Passage start

Published on 19 August 2012 11:16 AM EDT
Written by Michael Larabel in Linux Kernel
21 Comments

A new Linux kernel file-system has been presented, LanyFS, a.k.a. the Lanyard File-System.

From the patch announcement by Dan Luedtke, "This patch introduces the Lanyard Filesystem (LanyFS), a filesystem for highly mobile and removable storage devices." The kernel patch then goes on to describe Lanyard FS as "The lanyard file system (LanyFS) is designed for removable storage devices, particularly those small gadgets one would carry around using a lanyard."

In a follow-up message by Dan, he describes the big feature of LanyFS as having not many features. "That's the feature, actually. Think of the Arduino platform or other embedded devices (TV, Car Entertainment) that just want to read/play files. You're right, no big features, but that's by design."

Passage end
Data listing start

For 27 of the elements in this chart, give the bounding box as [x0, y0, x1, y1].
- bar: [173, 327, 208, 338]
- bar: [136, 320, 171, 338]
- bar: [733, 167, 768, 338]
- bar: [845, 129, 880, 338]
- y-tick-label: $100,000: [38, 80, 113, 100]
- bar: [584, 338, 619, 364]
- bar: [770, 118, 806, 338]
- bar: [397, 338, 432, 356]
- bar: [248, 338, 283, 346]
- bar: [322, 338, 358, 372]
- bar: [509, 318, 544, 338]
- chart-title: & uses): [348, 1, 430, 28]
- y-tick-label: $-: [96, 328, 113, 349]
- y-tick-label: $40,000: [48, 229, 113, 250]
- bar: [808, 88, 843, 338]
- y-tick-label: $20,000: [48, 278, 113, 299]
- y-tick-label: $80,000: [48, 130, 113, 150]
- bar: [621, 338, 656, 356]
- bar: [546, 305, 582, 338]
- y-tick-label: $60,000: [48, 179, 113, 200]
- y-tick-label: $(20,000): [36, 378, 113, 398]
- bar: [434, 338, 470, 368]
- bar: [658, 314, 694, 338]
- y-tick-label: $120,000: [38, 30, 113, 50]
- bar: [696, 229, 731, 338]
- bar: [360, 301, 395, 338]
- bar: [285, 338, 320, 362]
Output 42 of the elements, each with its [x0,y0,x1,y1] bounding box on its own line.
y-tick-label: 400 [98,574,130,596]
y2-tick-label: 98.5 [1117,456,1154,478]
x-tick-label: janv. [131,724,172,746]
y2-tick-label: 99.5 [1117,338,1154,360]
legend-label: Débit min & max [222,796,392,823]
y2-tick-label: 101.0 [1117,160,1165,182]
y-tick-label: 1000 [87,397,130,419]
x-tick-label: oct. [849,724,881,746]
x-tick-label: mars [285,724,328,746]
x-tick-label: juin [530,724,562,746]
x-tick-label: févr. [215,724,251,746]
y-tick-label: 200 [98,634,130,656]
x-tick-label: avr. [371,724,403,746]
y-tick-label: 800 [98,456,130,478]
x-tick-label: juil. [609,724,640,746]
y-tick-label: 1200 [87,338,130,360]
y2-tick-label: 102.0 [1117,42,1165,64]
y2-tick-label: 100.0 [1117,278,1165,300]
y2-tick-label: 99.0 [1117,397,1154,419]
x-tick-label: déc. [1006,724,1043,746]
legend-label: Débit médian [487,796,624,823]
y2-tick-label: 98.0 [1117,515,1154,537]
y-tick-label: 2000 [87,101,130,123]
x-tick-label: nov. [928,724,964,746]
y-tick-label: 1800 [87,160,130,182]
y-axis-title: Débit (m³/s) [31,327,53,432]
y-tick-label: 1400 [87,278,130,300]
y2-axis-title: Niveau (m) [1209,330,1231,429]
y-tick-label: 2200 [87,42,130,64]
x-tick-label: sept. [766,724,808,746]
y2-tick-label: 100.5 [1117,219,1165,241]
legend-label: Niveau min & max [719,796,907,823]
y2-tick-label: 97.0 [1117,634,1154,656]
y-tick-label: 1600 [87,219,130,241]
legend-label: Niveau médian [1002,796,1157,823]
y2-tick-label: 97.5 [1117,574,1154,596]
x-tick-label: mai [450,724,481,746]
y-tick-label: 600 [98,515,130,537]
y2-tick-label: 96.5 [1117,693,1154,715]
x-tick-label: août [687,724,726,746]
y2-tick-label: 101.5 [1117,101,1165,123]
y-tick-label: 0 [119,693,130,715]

Data listing end

The problem: Reproduce the LanyFS article above word for word, from its first line to its last.

Worked answer:
Published on 19 August 2012 11:16 AM EDT
Written by Michael Larabel in Linux Kernel
21 Comments

A new Linux kernel file-system has been presented, LanyFS, a.k.a. the Lanyard File-System.

From the patch announcement by Dan Luedtke, "This patch introduces the Lanyard Filesystem (LanyFS), a filesystem for highly mobile and removable storage devices." The kernel patch then goes on to describe Lanyard FS as "The lanyard file system (LanyFS) is designed for removable storage devices, particularly those small gadgets one would carry around using a lanyard."

In a follow-up message by Dan, he describes the big feature of LanyFS as having not many features. "That's the feature, actually. Think of the Arduino platform or other embedded devices (TV, Car Entertainment) that just want to read/play files. You're right, no big features, but that's by design."